- **Exercise objective**: Send back the records in full, character for character.

(Dataset rows about figures)
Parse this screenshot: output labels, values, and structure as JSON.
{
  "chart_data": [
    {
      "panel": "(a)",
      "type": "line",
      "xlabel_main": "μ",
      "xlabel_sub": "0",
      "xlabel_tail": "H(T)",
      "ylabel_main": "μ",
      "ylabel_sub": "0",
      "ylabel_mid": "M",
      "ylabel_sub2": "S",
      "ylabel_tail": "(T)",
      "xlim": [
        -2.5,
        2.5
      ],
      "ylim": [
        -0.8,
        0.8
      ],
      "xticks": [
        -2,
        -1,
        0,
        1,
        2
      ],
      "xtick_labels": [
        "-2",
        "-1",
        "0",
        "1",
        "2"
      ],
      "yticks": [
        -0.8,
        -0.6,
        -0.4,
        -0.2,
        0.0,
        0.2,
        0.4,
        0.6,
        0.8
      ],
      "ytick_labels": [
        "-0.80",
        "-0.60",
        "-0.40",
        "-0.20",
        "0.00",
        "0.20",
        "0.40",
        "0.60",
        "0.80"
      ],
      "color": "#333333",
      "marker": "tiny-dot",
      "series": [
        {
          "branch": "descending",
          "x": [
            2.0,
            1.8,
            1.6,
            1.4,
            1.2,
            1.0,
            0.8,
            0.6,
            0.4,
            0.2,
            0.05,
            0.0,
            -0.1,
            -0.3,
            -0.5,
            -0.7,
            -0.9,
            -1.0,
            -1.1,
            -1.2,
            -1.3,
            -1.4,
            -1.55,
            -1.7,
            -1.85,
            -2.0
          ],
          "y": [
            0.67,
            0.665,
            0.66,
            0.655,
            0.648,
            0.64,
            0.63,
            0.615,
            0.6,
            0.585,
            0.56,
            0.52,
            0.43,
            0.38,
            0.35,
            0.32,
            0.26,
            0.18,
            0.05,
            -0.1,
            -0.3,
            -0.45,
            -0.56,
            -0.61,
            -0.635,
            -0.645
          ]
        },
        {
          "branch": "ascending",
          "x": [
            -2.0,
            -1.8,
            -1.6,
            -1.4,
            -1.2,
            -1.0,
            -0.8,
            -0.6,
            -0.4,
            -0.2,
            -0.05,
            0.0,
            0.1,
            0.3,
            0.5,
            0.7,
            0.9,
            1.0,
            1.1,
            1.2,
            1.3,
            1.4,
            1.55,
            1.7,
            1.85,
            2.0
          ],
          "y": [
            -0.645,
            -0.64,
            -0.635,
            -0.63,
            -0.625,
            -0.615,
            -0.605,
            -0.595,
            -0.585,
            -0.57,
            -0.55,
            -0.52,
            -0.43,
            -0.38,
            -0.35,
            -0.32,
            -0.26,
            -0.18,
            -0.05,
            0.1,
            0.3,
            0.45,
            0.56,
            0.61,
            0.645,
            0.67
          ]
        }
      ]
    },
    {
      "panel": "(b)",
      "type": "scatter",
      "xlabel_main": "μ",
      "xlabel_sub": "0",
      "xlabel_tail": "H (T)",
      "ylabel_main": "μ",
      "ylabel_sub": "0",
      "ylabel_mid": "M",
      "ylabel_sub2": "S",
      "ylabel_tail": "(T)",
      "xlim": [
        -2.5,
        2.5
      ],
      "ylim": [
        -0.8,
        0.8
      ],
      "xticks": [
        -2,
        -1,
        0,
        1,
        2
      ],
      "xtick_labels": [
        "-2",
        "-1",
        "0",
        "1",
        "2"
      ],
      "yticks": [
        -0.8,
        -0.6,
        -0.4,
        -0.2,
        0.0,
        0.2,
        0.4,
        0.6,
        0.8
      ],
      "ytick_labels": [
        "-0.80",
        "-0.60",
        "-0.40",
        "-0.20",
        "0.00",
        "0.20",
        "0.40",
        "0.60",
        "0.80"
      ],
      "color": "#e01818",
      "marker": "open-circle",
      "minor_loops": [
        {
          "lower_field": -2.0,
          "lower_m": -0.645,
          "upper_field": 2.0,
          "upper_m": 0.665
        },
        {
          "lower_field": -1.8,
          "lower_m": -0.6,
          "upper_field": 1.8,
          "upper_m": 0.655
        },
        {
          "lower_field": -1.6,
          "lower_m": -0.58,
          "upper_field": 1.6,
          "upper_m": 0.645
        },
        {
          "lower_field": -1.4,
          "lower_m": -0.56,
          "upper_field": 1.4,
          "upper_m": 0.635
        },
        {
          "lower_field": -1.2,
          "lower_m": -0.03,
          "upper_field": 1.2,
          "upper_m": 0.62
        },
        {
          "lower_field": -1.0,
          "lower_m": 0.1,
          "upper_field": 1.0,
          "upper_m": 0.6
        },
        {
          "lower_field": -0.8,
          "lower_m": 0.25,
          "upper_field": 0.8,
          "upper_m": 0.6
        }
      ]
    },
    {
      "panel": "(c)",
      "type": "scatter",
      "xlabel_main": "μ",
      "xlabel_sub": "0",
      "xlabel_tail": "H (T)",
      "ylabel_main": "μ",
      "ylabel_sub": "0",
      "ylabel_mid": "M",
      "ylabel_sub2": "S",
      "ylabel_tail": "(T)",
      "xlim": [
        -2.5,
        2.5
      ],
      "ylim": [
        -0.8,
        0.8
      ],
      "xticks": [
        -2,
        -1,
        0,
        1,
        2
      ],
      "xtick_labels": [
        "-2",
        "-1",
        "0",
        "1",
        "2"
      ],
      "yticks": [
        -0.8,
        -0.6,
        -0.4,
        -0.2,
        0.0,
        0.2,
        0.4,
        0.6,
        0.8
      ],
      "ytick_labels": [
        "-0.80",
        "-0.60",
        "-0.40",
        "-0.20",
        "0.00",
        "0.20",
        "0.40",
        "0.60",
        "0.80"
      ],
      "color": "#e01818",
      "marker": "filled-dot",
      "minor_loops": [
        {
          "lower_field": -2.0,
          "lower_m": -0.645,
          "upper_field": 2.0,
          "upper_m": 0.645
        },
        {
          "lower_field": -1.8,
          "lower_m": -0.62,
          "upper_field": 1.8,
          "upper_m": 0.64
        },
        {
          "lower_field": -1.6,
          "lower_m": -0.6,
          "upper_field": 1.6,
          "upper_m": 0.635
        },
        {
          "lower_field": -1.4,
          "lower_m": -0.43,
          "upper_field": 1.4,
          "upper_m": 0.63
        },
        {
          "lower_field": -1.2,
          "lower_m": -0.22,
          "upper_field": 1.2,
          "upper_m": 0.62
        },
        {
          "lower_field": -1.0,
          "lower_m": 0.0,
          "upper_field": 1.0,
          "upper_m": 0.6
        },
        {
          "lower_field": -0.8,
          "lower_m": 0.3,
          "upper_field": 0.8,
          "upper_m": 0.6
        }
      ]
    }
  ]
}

- **Result of this exercise**:
Parse this screenshot: output labels, values, and structure as JSON.
{
  "chart_data": [
    {
      "panel": "(a)",
      "type": "line",
      "xlabel_main": "μ",
      "xlabel_sub": "0",
      "xlabel_tail": "H(T)",
      "ylabel_main": "μ",
      "ylabel_sub": "0",
      "ylabel_mid": "M",
      "ylabel_sub2": "S",
      "ylabel_tail": "(T)",
      "xlim": [
        -2.5,
        2.5
      ],
      "ylim": [
        -0.8,
        0.8
      ],
      "xticks": [
        -2,
        -1,
        0,
        1,
        2
      ],
      "xtick_labels": [
        "-2",
        "-1",
        "0",
        "1",
        "2"
      ],
      "yticks": [
        -0.8,
        -0.6,
        -0.4,
        -0.2,
        0.0,
        0.2,
        0.4,
        0.6,
        0.8
      ],
      "ytick_labels": [
        "-0.80",
        "-0.60",
        "-0.40",
        "-0.20",
        "0.00",
        "0.20",
        "0.40",
        "0.60",
        "0.80"
      ],
      "color": "#333333",
      "marker": "tiny-dot",
      "series": [
        {
          "branch": "descending",
          "x": [
            2.0,
            1.8,
            1.6,
            1.4,
            1.2,
            1.0,
            0.8,
            0.6,
            0.4,
            0.2,
            0.05,
            0.0,
            -0.1,
            -0.3,
            -0.5,
            -0.7,
            -0.9,
            -1.0,
            -1.1,
            -1.2,
            -1.3,
            -1.4,
            -1.55,
            -1.7,
            -1.85,
            -2.0
          ],
          "y": [
            0.67,
            0.665,
            0.66,
            0.655,
            0.648,
            0.64,
            0.63,
            0.615,
            0.6,
            0.585,
            0.56,
            0.52,
            0.43,
            0.38,
            0.35,
            0.32,
            0.26,
            0.18,
            0.05,
            -0.1,
            -0.3,
            -0.45,
            -0.56,
            -0.61,
            -0.635,
            -0.645
          ]
        },
        {
          "branch": "ascending",
          "x": [
            -2.0,
            -1.8,
            -1.6,
            -1.4,
            -1.2,
            -1.0,
            -0.8,
            -0.6,
            -0.4,
            -0.2,
            -0.05,
            0.0,
            0.1,
            0.3,
            0.5,
            0.7,
            0.9,
            1.0,
            1.1,
            1.2,
            1.3,
            1.4,
            1.55,
            1.7,
            1.85,
            2.0
          ],
          "y": [
            -0.645,
            -0.64,
            -0.635,
            -0.63,
            -0.625,
            -0.615,
            -0.605,
            -0.595,
            -0.585,
            -0.57,
            -0.55,
            -0.52,
            -0.43,
            -0.38,
            -0.35,
            -0.32,
            -0.26,
            -0.18,
            -0.05,
            0.1,
            0.3,
            0.45,
            0.56,
            0.61,
            0.645,
            0.67
          ]
        }
      ]
    },
    {
      "panel": "(b)",
      "type": "scatter",
      "xlabel_main": "μ",
      "xlabel_sub": "0",
      "xlabel_tail": "H (T)",
      "ylabel_main": "μ",
      "ylabel_sub": "0",
      "ylabel_mid": "M",
      "ylabel_sub2": "S",
      "ylabel_tail": "(T)",
      "xlim": [
        -2.5,
        2.5
      ],
      "ylim": [
        -0.8,
        0.8
      ],
      "xticks": [
        -2,
        -1,
        0,
        1,
        2
      ],
      "xtick_labels": [
        "-2",
        "-1",
        "0",
        "1",
        "2"
      ],
      "yticks": [
        -0.8,
        -0.6,
        -0.4,
        -0.2,
        0.0,
        0.2,
        0.4,
        0.6,
        0.8
      ],
      "ytick_labels": [
        "-0.80",
        "-0.60",
        "-0.40",
        "-0.20",
        "0.00",
        "0.20",
        "0.40",
        "0.60",
        "0.80"
      ],
      "color": "#e01818",
      "marker": "open-circle",
      "minor_loops": [
        {
          "lower_field": -2.0,
          "lower_m": -0.645,
          "upper_field": 2.0,
          "upper_m": 0.665
        },
        {
          "lower_field": -1.8,
          "lower_m": -0.6,
          "upper_field": 1.8,
          "upper_m": 0.655
        },
        {
          "lower_field": -1.6,
          "lower_m": -0.58,
          "upper_field": 1.6,
          "upper_m": 0.645
        },
        {
          "lower_field": -1.4,
          "lower_m": -0.56,
          "upper_field": 1.4,
          "upper_m": 0.635
        },
        {
          "lower_field": -1.2,
          "lower_m": -0.03,
          "upper_field": 1.2,
          "upper_m": 0.62
        },
        {
          "lower_field": -1.0,
          "lower_m": 0.1,
          "upper_field": 1.0,
          "upper_m": 0.6
        },
        {
          "lower_field": -0.8,
          "lower_m": 0.25,
          "upper_field": 0.8,
          "upper_m": 0.6
        }
      ]
    },
    {
      "panel": "(c)",
      "type": "scatter",
      "xlabel_main": "μ",
      "xlabel_sub": "0",
      "xlabel_tail": "H (T)",
      "ylabel_main": "μ",
      "ylabel_sub": "0",
      "ylabel_mid": "M",
      "ylabel_sub2": "S",
      "ylabel_tail": "(T)",
      "xlim": [
        -2.5,
        2.5
      ],
      "ylim": [
        -0.8,
        0.8
      ],
      "xticks": [
        -2,
        -1,
        0,
        1,
        2
      ],
      "xtick_labels": [
        "-2",
        "-1",
        "0",
        "1",
        "2"
      ],
      "yticks": [
        -0.8,
        -0.6,
        -0.4,
        -0.2,
        0.0,
        0.2,
        0.4,
        0.6,
        0.8
      ],
      "ytick_labels": [
        "-0.80",
        "-0.60",
        "-0.40",
        "-0.20",
        "0.00",
        "0.20",
        "0.40",
        "0.60",
        "0.80"
      ],
      "color": "#e01818",
      "marker": "filled-dot",
      "minor_loops": [
        {
          "lower_field": -2.0,
          "lower_m": -0.645,
          "upper_field": 2.0,
          "upper_m": 0.645
        },
        {
          "lower_field": -1.8,
          "lower_m": -0.62,
          "upper_field": 1.8,
          "upper_m": 0.64
        },
        {
          "lower_field": -1.6,
          "lower_m": -0.6,
          "upper_field": 1.6,
          "upper_m": 0.635
        },
        {
          "lower_field": -1.4,
          "lower_m": -0.43,
          "upper_field": 1.4,
          "upper_m": 0.63
        },
        {
          "lower_field": -1.2,
          "lower_m": -0.22,
          "upper_field": 1.2,
          "upper_m": 0.62
        },
        {
          "lower_field": -1.0,
          "lower_m": 0.0,
          "upper_field": 1.0,
          "upper_m": 0.6
        },
        {
          "lower_field": -0.8,
          "lower_m": 0.3,
          "upper_field": 0.8,
          "upper_m": 0.6
        }
      ]
    }
  ]
}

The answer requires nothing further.